Problem – Where the data below has the string "的算式是", return the whole line.

******

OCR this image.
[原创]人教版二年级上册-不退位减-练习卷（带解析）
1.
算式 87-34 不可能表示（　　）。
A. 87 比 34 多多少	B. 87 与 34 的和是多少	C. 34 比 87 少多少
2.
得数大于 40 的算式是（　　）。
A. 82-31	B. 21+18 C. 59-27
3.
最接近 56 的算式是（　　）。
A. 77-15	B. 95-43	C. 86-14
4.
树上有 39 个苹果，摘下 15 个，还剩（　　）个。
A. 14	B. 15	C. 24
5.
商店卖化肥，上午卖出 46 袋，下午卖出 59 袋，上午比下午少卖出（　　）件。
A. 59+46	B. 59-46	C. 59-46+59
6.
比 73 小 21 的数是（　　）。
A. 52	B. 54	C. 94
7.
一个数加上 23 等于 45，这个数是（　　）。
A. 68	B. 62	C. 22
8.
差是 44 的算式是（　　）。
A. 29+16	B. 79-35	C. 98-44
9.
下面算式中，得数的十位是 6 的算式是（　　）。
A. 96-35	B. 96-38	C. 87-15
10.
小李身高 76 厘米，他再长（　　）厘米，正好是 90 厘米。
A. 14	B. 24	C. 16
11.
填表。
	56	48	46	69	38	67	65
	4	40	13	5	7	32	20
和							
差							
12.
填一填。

******

Final result –
得数大于 40 的算式是（　　）。
最接近 56 的算式是（　　）。
差是 44 的算式是（　　）。
下面算式中，得数的十位是 6 的算式是（　　）。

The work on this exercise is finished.